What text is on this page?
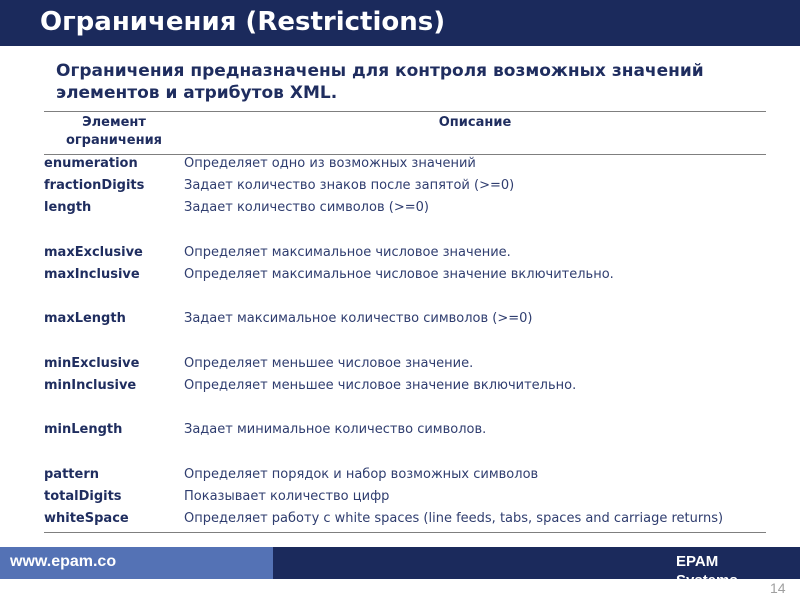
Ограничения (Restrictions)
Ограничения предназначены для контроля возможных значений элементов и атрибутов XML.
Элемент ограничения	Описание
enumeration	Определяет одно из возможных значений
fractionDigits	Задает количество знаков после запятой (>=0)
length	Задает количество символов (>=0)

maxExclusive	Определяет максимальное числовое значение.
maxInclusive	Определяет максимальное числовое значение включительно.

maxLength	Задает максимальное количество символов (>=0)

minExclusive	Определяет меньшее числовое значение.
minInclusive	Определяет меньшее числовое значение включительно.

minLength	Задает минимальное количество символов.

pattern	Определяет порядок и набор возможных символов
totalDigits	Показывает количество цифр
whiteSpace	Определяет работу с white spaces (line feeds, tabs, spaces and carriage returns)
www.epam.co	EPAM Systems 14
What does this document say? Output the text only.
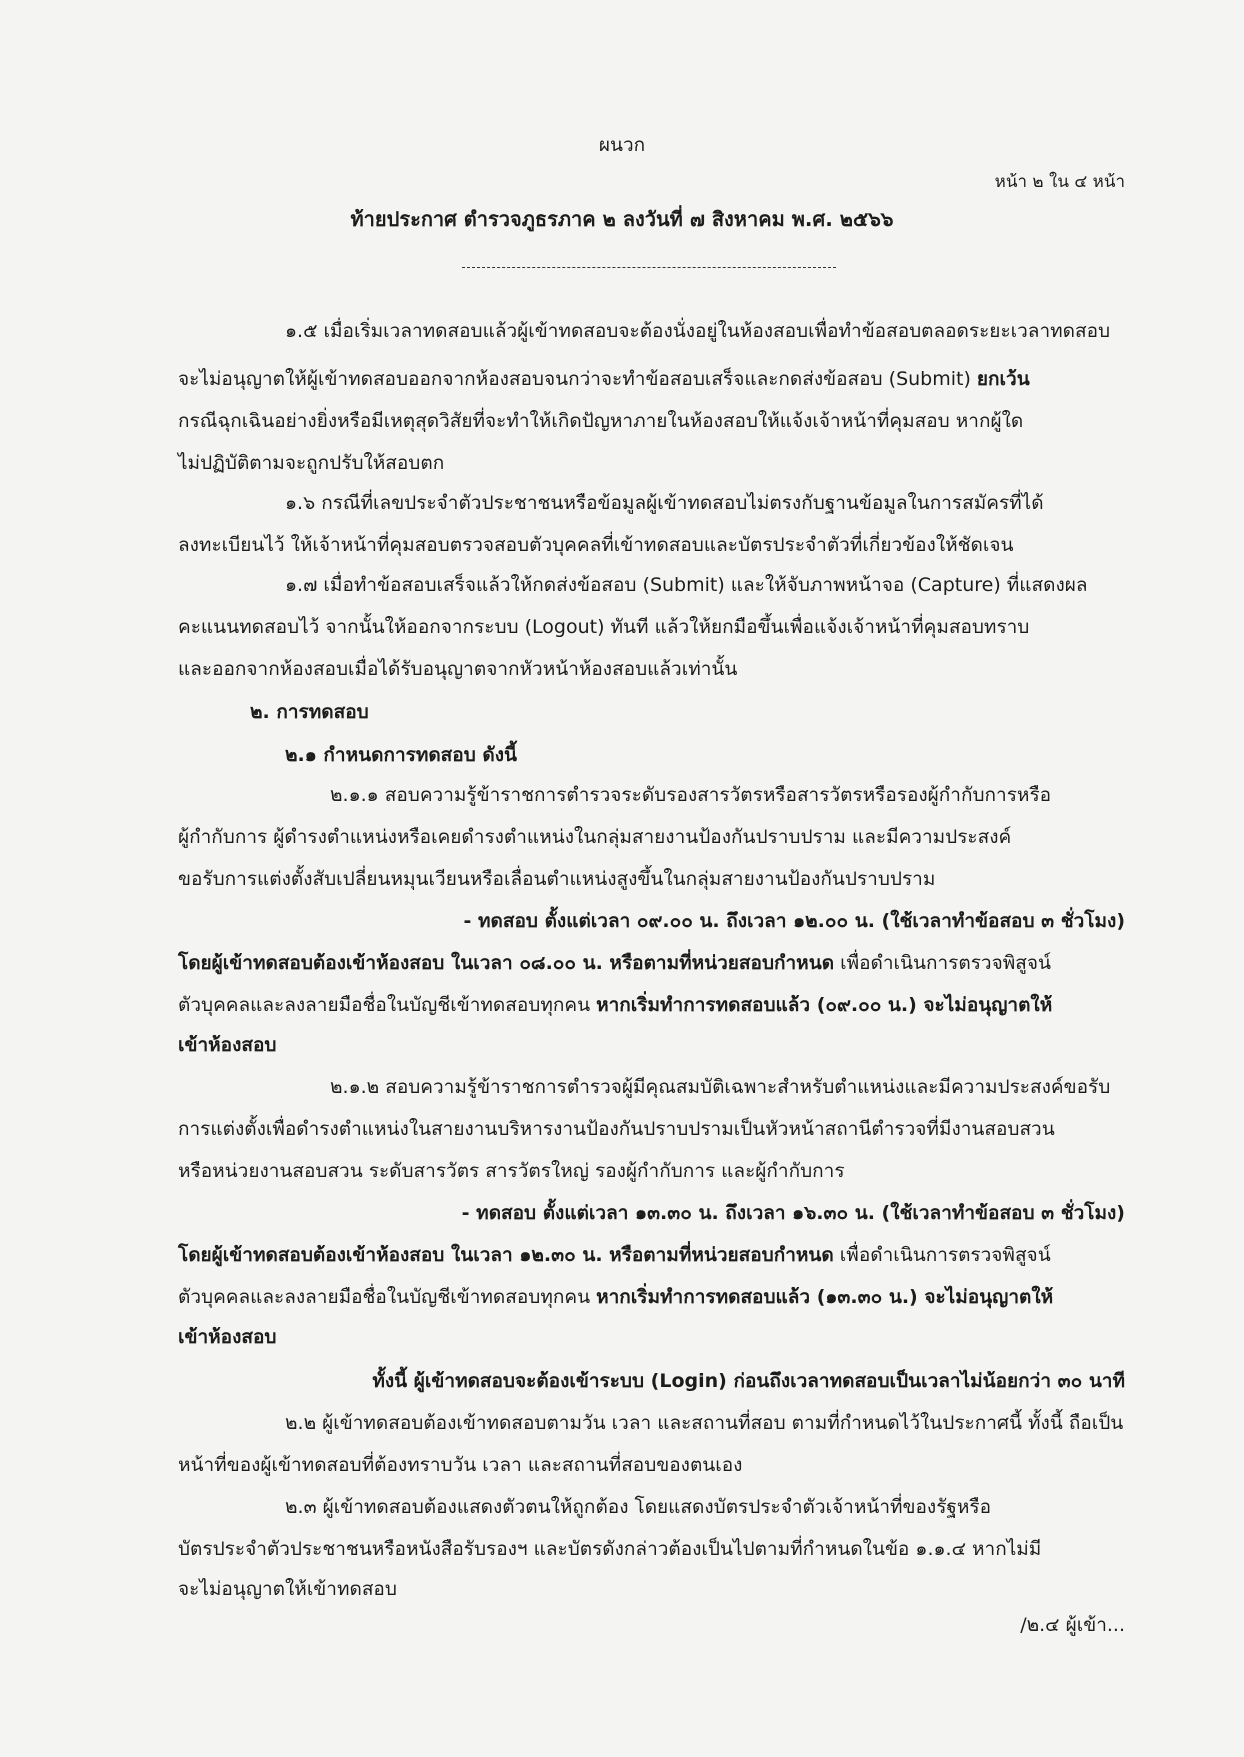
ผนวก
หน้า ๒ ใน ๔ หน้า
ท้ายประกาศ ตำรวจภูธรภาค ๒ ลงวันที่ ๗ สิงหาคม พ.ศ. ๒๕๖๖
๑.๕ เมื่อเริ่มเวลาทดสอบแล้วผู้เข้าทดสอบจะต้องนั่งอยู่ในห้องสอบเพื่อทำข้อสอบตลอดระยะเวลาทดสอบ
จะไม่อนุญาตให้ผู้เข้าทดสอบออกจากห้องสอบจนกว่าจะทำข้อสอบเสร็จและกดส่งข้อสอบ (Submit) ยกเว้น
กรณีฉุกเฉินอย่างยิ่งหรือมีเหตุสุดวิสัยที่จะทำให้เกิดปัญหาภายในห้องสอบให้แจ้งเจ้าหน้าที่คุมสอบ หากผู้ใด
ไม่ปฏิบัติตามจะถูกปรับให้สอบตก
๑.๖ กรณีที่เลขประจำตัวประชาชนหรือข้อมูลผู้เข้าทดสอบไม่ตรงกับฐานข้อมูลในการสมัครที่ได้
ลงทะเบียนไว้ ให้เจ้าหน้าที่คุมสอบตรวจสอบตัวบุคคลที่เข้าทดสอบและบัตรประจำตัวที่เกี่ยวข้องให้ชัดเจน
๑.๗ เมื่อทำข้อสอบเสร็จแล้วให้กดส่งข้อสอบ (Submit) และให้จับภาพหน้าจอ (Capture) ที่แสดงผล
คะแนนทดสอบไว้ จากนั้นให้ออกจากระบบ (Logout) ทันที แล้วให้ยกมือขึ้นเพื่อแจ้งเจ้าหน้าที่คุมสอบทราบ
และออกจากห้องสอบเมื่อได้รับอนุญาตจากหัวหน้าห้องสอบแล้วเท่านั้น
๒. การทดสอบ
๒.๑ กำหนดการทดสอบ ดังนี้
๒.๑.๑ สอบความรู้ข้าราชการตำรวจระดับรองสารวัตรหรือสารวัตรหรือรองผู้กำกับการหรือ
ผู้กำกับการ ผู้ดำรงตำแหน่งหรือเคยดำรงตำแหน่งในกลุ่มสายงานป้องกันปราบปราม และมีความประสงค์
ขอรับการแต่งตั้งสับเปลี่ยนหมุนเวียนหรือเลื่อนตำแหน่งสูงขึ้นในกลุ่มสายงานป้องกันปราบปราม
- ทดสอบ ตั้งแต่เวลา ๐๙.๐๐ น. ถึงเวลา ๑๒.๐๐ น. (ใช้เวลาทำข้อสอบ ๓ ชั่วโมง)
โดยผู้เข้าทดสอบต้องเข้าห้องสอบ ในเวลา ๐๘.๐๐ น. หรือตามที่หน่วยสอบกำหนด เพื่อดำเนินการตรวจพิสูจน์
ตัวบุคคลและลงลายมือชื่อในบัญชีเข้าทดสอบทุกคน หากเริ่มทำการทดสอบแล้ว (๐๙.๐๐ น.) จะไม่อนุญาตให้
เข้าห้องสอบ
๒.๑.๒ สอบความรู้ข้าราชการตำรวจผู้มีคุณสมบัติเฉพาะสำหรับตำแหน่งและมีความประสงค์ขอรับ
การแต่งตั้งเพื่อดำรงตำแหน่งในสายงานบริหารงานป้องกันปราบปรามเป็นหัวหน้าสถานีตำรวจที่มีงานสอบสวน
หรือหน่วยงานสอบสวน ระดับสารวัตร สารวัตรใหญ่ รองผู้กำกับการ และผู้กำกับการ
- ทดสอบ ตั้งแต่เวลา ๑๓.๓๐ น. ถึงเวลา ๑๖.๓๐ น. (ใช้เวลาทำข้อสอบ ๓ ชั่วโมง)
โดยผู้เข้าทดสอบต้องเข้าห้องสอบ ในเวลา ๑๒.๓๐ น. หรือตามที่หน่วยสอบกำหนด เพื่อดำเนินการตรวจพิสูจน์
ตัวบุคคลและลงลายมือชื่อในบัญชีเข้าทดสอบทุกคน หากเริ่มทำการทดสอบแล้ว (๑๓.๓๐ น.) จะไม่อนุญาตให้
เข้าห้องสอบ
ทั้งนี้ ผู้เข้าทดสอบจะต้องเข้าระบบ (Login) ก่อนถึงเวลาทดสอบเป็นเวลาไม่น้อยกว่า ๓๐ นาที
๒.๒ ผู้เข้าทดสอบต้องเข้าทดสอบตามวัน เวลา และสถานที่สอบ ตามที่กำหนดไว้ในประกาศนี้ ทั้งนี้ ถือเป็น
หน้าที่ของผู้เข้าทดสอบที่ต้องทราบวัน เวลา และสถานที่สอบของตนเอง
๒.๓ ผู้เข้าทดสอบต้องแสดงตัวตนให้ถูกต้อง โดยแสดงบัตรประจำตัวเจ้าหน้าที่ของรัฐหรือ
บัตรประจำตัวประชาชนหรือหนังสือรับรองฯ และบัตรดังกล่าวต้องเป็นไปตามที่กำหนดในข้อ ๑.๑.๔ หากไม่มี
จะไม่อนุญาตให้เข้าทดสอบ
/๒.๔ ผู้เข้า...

+--

→ **EXERCISE GOAL**: Copy out every line of the material above exactly, skipping the pictures.

→ **EXERCISE RESPONSE**:
What text is on this page?
Ограничения (Restrictions)
Ограничения предназначены для контроля возможных значений элементов и атрибутов XML.
Элемент ограничения	Описание
enumeration	Определяет одно из возможных значений
fractionDigits	Задает количество знаков после запятой (>=0)
length	Задает количество символов (>=0)

maxExclusive	Определяет максимальное числовое значение.
maxInclusive	Определяет максимальное числовое значение включительно.

maxLength	Задает максимальное количество символов (>=0)

minExclusive	Определяет меньшее числовое значение.
minInclusive	Определяет меньшее числовое значение включительно.

minLength	Задает минимальное количество символов.

pattern	Определяет порядок и набор возможных символов
totalDigits	Показывает количество цифр
whiteSpace	Определяет работу с white spaces (line feeds, tabs, spaces and carriage returns)
www.epam.co	EPAM Systems 14
What does this document say? Output the text only.
ผนวก
หน้า ๒ ใน ๔ หน้า
ท้ายประกาศ ตำรวจภูธรภาค ๒ ลงวันที่ ๗ สิงหาคม พ.ศ. ๒๕๖๖
๑.๕ เมื่อเริ่มเวลาทดสอบแล้วผู้เข้าทดสอบจะต้องนั่งอยู่ในห้องสอบเพื่อทำข้อสอบตลอดระยะเวลาทดสอบ
จะไม่อนุญาตให้ผู้เข้าทดสอบออกจากห้องสอบจนกว่าจะทำข้อสอบเสร็จและกดส่งข้อสอบ (Submit) ยกเว้น
กรณีฉุกเฉินอย่างยิ่งหรือมีเหตุสุดวิสัยที่จะทำให้เกิดปัญหาภายในห้องสอบให้แจ้งเจ้าหน้าที่คุมสอบ หากผู้ใด
ไม่ปฏิบัติตามจะถูกปรับให้สอบตก
๑.๖ กรณีที่เลขประจำตัวประชาชนหรือข้อมูลผู้เข้าทดสอบไม่ตรงกับฐานข้อมูลในการสมัครที่ได้
ลงทะเบียนไว้ ให้เจ้าหน้าที่คุมสอบตรวจสอบตัวบุคคลที่เข้าทดสอบและบัตรประจำตัวที่เกี่ยวข้องให้ชัดเจน
๑.๗ เมื่อทำข้อสอบเสร็จแล้วให้กดส่งข้อสอบ (Submit) และให้จับภาพหน้าจอ (Capture) ที่แสดงผล
คะแนนทดสอบไว้ จากนั้นให้ออกจากระบบ (Logout) ทันที แล้วให้ยกมือขึ้นเพื่อแจ้งเจ้าหน้าที่คุมสอบทราบ
และออกจากห้องสอบเมื่อได้รับอนุญาตจากหัวหน้าห้องสอบแล้วเท่านั้น
๒. การทดสอบ
๒.๑ กำหนดการทดสอบ ดังนี้
๒.๑.๑ สอบความรู้ข้าราชการตำรวจระดับรองสารวัตรหรือสารวัตรหรือรองผู้กำกับการหรือ
ผู้กำกับการ ผู้ดำรงตำแหน่งหรือเคยดำรงตำแหน่งในกลุ่มสายงานป้องกันปราบปราม และมีความประสงค์
ขอรับการแต่งตั้งสับเปลี่ยนหมุนเวียนหรือเลื่อนตำแหน่งสูงขึ้นในกลุ่มสายงานป้องกันปราบปราม
- ทดสอบ ตั้งแต่เวลา ๐๙.๐๐ น. ถึงเวลา ๑๒.๐๐ น. (ใช้เวลาทำข้อสอบ ๓ ชั่วโมง)
โดยผู้เข้าทดสอบต้องเข้าห้องสอบ ในเวลา ๐๘.๐๐ น. หรือตามที่หน่วยสอบกำหนด เพื่อดำเนินการตรวจพิสูจน์
ตัวบุคคลและลงลายมือชื่อในบัญชีเข้าทดสอบทุกคน หากเริ่มทำการทดสอบแล้ว (๐๙.๐๐ น.) จะไม่อนุญาตให้
เข้าห้องสอบ
๒.๑.๒ สอบความรู้ข้าราชการตำรวจผู้มีคุณสมบัติเฉพาะสำหรับตำแหน่งและมีความประสงค์ขอรับ
การแต่งตั้งเพื่อดำรงตำแหน่งในสายงานบริหารงานป้องกันปราบปรามเป็นหัวหน้าสถานีตำรวจที่มีงานสอบสวน
หรือหน่วยงานสอบสวน ระดับสารวัตร สารวัตรใหญ่ รองผู้กำกับการ และผู้กำกับการ
- ทดสอบ ตั้งแต่เวลา ๑๓.๓๐ น. ถึงเวลา ๑๖.๓๐ น. (ใช้เวลาทำข้อสอบ ๓ ชั่วโมง)
โดยผู้เข้าทดสอบต้องเข้าห้องสอบ ในเวลา ๑๒.๓๐ น. หรือตามที่หน่วยสอบกำหนด เพื่อดำเนินการตรวจพิสูจน์
ตัวบุคคลและลงลายมือชื่อในบัญชีเข้าทดสอบทุกคน หากเริ่มทำการทดสอบแล้ว (๑๓.๓๐ น.) จะไม่อนุญาตให้
เข้าห้องสอบ
ทั้งนี้ ผู้เข้าทดสอบจะต้องเข้าระบบ (Login) ก่อนถึงเวลาทดสอบเป็นเวลาไม่น้อยกว่า ๓๐ นาที
๒.๒ ผู้เข้าทดสอบต้องเข้าทดสอบตามวัน เวลา และสถานที่สอบ ตามที่กำหนดไว้ในประกาศนี้ ทั้งนี้ ถือเป็น
หน้าที่ของผู้เข้าทดสอบที่ต้องทราบวัน เวลา และสถานที่สอบของตนเอง
๒.๓ ผู้เข้าทดสอบต้องแสดงตัวตนให้ถูกต้อง โดยแสดงบัตรประจำตัวเจ้าหน้าที่ของรัฐหรือ
บัตรประจำตัวประชาชนหรือหนังสือรับรองฯ และบัตรดังกล่าวต้องเป็นไปตามที่กำหนดในข้อ ๑.๑.๔ หากไม่มี
จะไม่อนุญาตให้เข้าทดสอบ
/๒.๔ ผู้เข้า...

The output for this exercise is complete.